Stored records:
* begin *

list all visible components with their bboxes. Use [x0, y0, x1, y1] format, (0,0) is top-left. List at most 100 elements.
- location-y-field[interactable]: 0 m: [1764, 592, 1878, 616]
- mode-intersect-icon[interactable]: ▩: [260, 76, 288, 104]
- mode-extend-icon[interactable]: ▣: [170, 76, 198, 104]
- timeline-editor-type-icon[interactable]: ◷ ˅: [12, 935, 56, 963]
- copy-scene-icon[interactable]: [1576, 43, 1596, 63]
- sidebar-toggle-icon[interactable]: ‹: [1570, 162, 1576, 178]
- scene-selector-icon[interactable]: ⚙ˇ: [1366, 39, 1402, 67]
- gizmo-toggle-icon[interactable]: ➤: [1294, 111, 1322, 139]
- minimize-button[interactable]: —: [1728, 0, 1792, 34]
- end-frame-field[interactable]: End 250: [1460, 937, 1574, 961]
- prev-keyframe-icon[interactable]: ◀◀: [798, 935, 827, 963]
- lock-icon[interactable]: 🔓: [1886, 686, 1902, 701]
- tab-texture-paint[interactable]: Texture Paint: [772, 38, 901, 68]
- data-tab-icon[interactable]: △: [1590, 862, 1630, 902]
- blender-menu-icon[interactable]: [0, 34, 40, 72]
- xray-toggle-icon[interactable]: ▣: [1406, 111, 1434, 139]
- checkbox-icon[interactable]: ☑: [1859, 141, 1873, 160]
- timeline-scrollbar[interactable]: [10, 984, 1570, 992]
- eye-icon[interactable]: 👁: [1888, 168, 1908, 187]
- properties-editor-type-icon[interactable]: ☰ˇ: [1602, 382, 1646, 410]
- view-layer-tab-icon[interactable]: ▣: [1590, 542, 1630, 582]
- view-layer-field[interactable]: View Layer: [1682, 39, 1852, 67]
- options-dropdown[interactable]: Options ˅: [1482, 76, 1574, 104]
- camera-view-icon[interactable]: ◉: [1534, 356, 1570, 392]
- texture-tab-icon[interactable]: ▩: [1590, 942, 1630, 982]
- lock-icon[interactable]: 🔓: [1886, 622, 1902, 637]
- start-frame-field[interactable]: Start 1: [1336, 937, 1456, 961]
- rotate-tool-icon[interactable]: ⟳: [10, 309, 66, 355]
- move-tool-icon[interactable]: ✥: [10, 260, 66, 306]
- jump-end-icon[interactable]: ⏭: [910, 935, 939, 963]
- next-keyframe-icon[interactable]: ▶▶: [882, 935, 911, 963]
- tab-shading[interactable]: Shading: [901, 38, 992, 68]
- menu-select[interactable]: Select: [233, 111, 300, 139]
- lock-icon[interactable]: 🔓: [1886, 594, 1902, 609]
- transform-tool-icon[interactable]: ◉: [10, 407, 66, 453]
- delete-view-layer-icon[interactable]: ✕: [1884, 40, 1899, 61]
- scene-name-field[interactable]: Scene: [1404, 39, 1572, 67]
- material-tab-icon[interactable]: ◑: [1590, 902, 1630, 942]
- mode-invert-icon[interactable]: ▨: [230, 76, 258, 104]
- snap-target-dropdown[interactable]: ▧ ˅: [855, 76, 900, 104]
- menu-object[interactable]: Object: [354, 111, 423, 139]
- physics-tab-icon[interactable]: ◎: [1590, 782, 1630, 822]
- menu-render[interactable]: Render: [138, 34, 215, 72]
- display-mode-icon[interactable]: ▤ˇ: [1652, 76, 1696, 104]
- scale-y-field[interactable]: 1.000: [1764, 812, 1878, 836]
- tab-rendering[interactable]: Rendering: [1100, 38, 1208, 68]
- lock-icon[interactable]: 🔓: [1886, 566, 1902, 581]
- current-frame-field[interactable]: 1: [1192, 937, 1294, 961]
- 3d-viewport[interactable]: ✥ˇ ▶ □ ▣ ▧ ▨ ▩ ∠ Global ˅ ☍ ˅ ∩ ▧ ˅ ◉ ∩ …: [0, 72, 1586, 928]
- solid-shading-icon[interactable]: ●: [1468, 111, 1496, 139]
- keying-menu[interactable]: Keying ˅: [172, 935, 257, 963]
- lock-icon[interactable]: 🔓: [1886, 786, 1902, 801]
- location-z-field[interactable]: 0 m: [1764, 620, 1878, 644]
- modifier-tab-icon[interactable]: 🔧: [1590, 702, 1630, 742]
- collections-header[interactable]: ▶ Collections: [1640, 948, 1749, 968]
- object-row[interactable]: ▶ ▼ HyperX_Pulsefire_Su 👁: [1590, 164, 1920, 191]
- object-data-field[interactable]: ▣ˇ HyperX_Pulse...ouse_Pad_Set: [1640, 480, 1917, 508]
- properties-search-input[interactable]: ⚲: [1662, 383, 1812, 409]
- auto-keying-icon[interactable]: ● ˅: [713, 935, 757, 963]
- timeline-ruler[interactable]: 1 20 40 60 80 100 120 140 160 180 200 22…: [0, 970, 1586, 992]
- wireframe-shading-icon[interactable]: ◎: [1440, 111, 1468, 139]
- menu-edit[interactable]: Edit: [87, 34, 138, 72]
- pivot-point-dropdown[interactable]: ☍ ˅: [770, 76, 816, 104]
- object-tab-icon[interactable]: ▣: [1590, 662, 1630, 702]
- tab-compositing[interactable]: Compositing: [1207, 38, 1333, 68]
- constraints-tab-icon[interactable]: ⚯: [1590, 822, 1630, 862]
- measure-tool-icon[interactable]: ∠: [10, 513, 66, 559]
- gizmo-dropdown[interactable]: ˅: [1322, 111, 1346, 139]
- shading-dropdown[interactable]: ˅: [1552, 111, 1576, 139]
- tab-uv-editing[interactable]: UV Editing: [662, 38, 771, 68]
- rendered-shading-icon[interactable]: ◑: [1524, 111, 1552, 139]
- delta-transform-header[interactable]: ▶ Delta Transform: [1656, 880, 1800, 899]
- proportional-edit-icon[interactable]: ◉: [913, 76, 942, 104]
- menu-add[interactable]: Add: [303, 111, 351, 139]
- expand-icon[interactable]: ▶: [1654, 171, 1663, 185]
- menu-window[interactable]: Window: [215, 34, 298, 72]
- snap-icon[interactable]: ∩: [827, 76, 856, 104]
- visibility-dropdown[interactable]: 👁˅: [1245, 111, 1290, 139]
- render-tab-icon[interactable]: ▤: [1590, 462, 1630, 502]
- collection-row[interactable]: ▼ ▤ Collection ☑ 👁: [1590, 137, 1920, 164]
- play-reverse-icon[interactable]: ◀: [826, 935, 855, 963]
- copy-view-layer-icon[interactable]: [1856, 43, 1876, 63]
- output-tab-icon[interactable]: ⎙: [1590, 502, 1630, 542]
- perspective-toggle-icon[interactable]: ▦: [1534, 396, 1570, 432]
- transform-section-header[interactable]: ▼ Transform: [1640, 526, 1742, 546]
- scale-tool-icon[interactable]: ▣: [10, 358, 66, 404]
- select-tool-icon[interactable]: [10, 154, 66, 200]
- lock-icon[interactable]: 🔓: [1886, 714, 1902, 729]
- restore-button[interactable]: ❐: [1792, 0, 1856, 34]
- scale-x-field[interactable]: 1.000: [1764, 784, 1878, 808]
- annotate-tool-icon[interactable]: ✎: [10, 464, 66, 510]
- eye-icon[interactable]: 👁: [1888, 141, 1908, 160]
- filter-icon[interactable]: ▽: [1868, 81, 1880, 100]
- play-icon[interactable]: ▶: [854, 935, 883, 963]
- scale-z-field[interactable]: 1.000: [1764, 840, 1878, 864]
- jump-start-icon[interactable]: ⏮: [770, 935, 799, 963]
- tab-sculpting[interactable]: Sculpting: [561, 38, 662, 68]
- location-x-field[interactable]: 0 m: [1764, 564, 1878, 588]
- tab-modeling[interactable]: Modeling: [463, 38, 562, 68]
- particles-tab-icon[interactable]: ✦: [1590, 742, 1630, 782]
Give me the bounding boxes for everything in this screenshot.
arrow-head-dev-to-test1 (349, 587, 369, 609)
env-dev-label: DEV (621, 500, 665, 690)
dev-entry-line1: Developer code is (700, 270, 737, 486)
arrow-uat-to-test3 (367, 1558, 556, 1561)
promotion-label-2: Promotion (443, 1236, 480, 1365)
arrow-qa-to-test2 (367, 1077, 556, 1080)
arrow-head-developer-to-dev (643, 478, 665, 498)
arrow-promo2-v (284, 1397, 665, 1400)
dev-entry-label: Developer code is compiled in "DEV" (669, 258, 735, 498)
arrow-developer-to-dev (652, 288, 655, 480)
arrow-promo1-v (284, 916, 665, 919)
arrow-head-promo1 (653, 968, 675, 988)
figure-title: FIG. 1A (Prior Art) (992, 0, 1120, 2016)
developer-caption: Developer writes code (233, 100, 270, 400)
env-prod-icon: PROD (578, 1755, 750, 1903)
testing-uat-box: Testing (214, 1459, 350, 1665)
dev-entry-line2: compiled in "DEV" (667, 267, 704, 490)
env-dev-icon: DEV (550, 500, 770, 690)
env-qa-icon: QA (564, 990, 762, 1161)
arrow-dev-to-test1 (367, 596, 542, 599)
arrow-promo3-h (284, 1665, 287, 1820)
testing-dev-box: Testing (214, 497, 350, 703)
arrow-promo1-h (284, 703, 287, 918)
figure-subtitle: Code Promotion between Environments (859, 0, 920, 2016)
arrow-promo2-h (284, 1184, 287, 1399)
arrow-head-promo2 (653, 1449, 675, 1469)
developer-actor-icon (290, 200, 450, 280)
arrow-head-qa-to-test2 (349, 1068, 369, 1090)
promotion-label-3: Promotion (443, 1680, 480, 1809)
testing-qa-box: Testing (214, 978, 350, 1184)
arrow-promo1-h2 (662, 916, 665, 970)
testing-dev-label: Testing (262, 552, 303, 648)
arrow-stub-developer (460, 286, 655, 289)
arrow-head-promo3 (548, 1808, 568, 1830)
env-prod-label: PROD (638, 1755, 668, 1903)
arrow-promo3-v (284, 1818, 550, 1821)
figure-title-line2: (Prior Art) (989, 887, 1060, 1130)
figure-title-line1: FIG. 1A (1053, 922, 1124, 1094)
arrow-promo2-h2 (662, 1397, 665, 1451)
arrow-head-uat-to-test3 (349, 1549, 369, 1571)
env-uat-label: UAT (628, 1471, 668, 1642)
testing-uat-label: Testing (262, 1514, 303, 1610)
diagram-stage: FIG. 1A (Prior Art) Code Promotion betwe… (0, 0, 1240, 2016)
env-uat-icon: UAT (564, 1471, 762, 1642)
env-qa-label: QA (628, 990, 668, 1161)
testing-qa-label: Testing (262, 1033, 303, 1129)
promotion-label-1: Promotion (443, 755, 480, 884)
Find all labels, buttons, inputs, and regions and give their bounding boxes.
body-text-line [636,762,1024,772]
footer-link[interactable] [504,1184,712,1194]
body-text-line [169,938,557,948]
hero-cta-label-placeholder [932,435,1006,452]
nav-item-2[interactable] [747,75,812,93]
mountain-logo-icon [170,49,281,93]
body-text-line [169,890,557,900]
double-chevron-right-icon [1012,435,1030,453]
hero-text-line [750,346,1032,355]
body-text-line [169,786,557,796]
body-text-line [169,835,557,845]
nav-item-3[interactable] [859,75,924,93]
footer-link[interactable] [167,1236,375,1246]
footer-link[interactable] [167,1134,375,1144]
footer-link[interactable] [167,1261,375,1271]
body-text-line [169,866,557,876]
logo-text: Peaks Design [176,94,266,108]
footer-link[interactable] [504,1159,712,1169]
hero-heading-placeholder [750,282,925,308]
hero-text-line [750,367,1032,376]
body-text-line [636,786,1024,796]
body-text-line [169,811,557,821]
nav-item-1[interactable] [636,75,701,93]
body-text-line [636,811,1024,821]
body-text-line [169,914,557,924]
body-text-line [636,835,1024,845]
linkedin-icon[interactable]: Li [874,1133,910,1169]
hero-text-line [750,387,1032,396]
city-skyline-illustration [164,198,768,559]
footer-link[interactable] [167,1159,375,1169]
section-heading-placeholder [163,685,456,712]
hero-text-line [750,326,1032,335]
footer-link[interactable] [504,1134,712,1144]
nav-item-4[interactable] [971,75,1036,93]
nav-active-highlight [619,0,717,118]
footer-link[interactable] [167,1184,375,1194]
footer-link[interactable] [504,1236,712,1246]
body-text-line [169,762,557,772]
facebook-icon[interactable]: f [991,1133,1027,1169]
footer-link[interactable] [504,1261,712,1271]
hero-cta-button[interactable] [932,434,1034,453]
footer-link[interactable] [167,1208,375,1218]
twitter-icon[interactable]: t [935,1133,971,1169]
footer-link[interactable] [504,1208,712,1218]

* end *

▶ [What is asked] Rewrite the lines from the start of the stored records up to and including the line with "- sidebar-toggle-icon[interactable]: ‹: [1570, 162, 1576, 178]", swapping "bboxes" for "bounding boxes" and leaving everything else unchanged.

▶ [Exercise output]
list all visible components with their bounding boxes. Use [x0, y0, x1, y1] format, (0,0) is top-left. List at most 100 elements.
- location-y-field[interactable]: 0 m: [1764, 592, 1878, 616]
- mode-intersect-icon[interactable]: ▩: [260, 76, 288, 104]
- mode-extend-icon[interactable]: ▣: [170, 76, 198, 104]
- timeline-editor-type-icon[interactable]: ◷ ˅: [12, 935, 56, 963]
- copy-scene-icon[interactable]: [1576, 43, 1596, 63]
- sidebar-toggle-icon[interactable]: ‹: [1570, 162, 1576, 178]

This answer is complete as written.